-- Available data --
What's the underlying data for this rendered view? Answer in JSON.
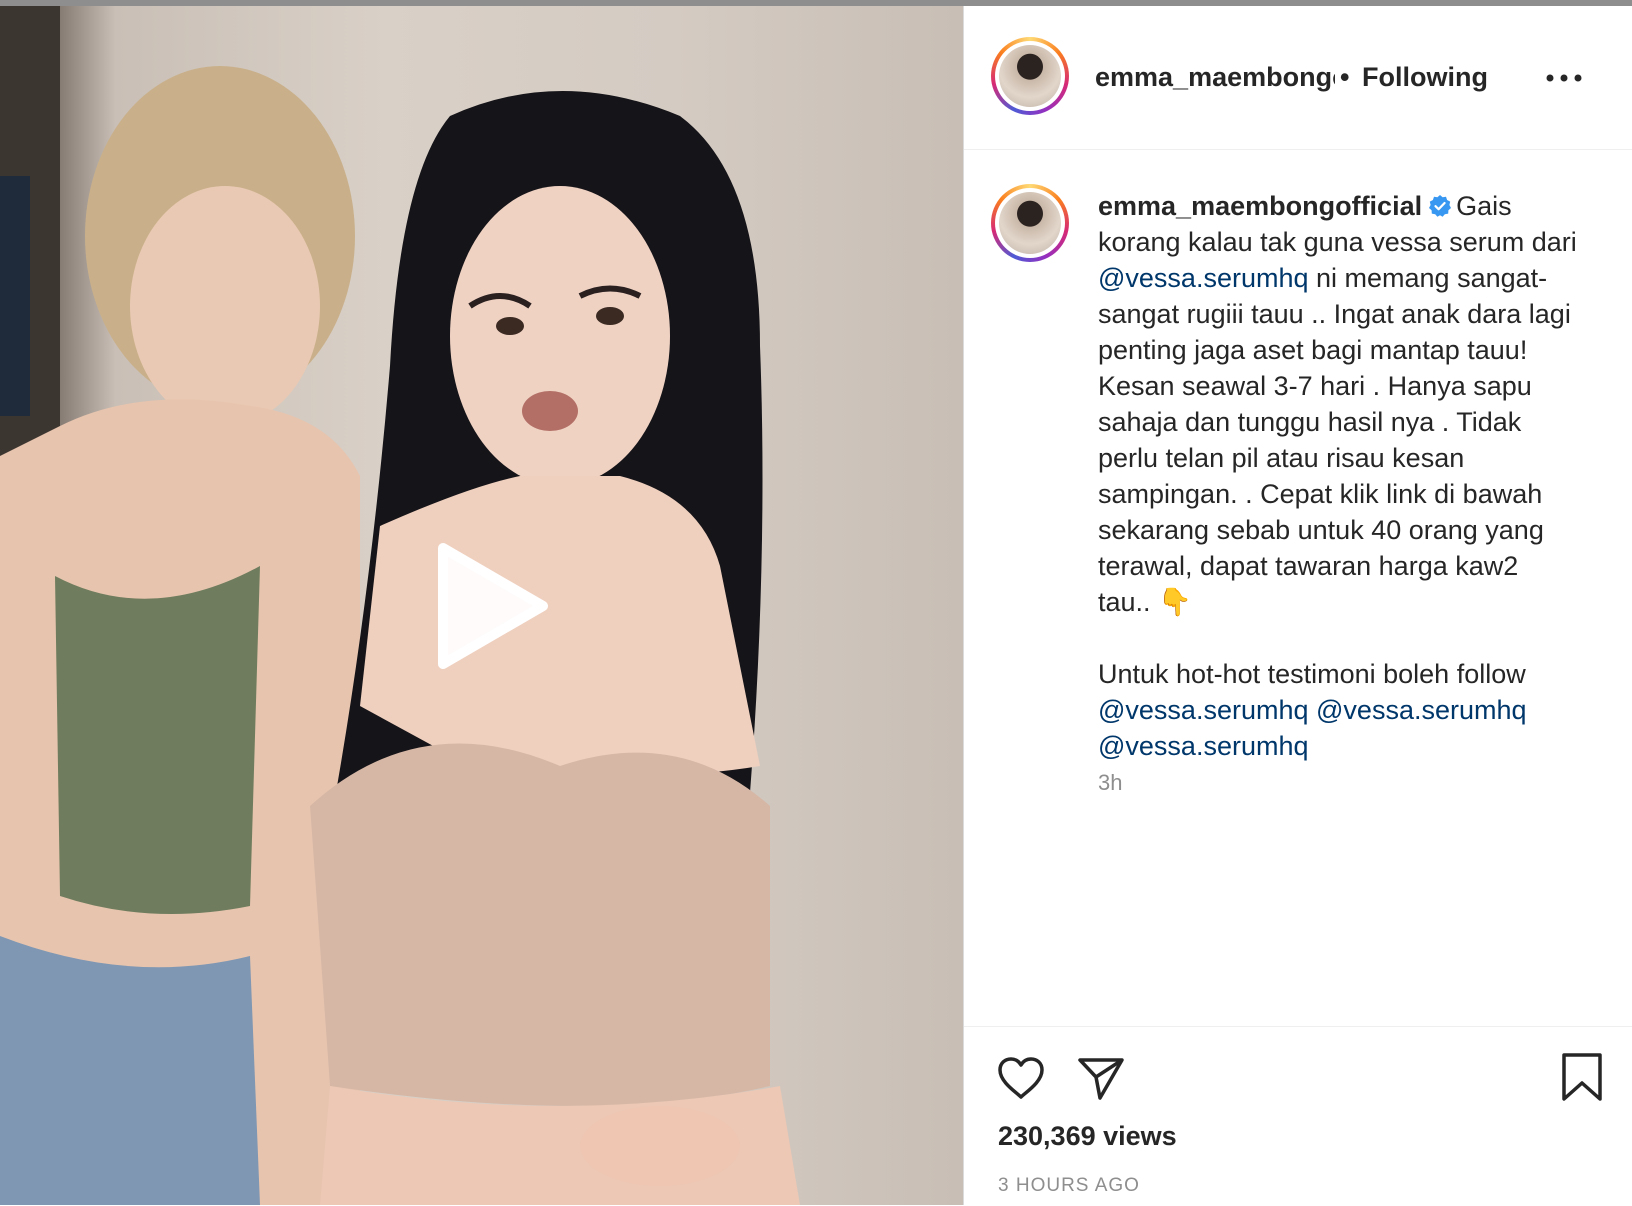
{
  "post": {
    "username_header": "emma_maembongofficial",
    "follow_status": "Following",
    "caption": {
      "username": "emma_maembongofficial",
      "text_1": "Gais korang kalau tak guna vessa serum dari ",
      "mention_1": "@vessa.serumhq",
      "text_2": " ni memang sangat-sangat rugiii tauu .. Ingat anak dara lagi penting jaga aset bagi mantap tauu! Kesan seawal 3-7 hari . Hanya sapu sahaja dan tunggu hasil nya . Tidak perlu telan pil atau risau kesan sampingan. . Cepat klik link di bawah sekarang sebab untuk 40 orang yang terawal, dapat tawaran harga kaw2 tau.. ",
      "emoji": "👇",
      "text_3": "Untuk hot-hot testimoni boleh follow",
      "mention_2": "@vessa.serumhq",
      "mention_3": "@vessa.serumhq",
      "mention_4": "@vessa.serumhq"
    },
    "caption_age": "3h",
    "views": "230,369 views",
    "posted_ago": "3 HOURS AGO"
  },
  "icons": {
    "play": "play-icon",
    "more": "more-options-icon",
    "like": "heart-icon",
    "share": "paper-plane-icon",
    "save": "bookmark-icon",
    "verified": "verified-badge-icon"
  },
  "colors": {
    "mention": "#00376b",
    "verified": "#3897f0",
    "text": "#262626",
    "muted": "#8e8e8e"
  }
}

-- To be done --
Strip the images and reproduce the remaining records precisely.

-- Solution to this exercise --
What's the underlying data for this rendered view? Answer in JSON.
{
  "post": {
    "username_header": "emma_maembongofficial",
    "follow_status": "Following",
    "caption": {
      "username": "emma_maembongofficial",
      "text_1": "Gais korang kalau tak guna vessa serum dari ",
      "mention_1": "@vessa.serumhq",
      "text_2": " ni memang sangat-sangat rugiii tauu .. Ingat anak dara lagi penting jaga aset bagi mantap tauu! Kesan seawal 3-7 hari . Hanya sapu sahaja dan tunggu hasil nya . Tidak perlu telan pil atau risau kesan sampingan. . Cepat klik link di bawah sekarang sebab untuk 40 orang yang terawal, dapat tawaran harga kaw2 tau.. ",
      "emoji": "👇",
      "text_3": "Untuk hot-hot testimoni boleh follow",
      "mention_2": "@vessa.serumhq",
      "mention_3": "@vessa.serumhq",
      "mention_4": "@vessa.serumhq"
    },
    "caption_age": "3h",
    "views": "230,369 views",
    "posted_ago": "3 HOURS AGO"
  },
  "icons": {
    "play": "play-icon",
    "more": "more-options-icon",
    "like": "heart-icon",
    "share": "paper-plane-icon",
    "save": "bookmark-icon",
    "verified": "verified-badge-icon"
  },
  "colors": {
    "mention": "#00376b",
    "verified": "#3897f0",
    "text": "#262626",
    "muted": "#8e8e8e"
  }
}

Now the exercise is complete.